• [Short exercise]: Copy out all lines in the data below containing the string "action".

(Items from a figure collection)
BEGIN
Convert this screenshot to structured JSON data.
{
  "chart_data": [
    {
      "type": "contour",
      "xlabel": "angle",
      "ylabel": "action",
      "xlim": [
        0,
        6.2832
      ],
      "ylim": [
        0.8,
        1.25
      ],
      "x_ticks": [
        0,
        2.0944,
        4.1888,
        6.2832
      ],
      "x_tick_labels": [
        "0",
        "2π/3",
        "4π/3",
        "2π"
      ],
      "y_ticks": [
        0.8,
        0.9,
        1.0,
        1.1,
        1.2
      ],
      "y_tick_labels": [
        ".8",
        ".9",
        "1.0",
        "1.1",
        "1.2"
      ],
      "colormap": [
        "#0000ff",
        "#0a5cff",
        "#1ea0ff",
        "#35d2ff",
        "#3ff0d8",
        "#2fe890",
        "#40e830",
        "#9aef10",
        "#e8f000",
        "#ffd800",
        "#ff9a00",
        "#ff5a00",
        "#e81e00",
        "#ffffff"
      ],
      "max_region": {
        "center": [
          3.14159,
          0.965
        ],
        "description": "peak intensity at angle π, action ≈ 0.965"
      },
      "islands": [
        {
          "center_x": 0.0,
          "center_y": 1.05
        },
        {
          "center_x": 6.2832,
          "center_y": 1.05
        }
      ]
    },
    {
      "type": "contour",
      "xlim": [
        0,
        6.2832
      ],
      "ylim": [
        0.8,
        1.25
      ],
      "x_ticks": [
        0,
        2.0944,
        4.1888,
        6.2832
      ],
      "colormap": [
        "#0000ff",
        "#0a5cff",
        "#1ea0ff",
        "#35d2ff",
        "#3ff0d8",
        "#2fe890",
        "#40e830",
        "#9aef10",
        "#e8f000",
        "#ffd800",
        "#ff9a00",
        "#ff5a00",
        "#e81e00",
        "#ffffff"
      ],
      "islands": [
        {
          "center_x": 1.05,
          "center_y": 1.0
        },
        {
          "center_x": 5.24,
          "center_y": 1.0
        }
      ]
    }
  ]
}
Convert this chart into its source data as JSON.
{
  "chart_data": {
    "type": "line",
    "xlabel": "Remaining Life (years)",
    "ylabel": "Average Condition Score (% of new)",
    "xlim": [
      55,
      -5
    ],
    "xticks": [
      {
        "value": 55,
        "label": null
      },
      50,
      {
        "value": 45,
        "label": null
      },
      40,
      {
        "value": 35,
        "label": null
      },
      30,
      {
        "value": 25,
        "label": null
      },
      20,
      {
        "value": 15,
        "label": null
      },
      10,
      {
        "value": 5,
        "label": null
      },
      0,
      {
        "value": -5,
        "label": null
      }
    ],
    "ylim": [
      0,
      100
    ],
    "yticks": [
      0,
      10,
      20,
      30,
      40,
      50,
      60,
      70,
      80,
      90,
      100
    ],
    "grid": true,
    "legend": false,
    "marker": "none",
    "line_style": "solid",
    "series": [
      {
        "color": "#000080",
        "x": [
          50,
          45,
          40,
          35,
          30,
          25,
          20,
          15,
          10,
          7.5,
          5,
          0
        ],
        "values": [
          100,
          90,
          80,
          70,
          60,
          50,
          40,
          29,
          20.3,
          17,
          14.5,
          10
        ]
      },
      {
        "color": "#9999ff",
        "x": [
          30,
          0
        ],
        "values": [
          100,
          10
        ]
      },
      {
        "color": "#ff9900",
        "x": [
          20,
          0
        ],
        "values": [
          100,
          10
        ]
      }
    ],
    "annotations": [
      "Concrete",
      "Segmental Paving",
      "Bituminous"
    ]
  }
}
END
• [Expected answer]:
      "ylabel": "action",
        "description": "peak intensity at angle π, action ≈ 0.965"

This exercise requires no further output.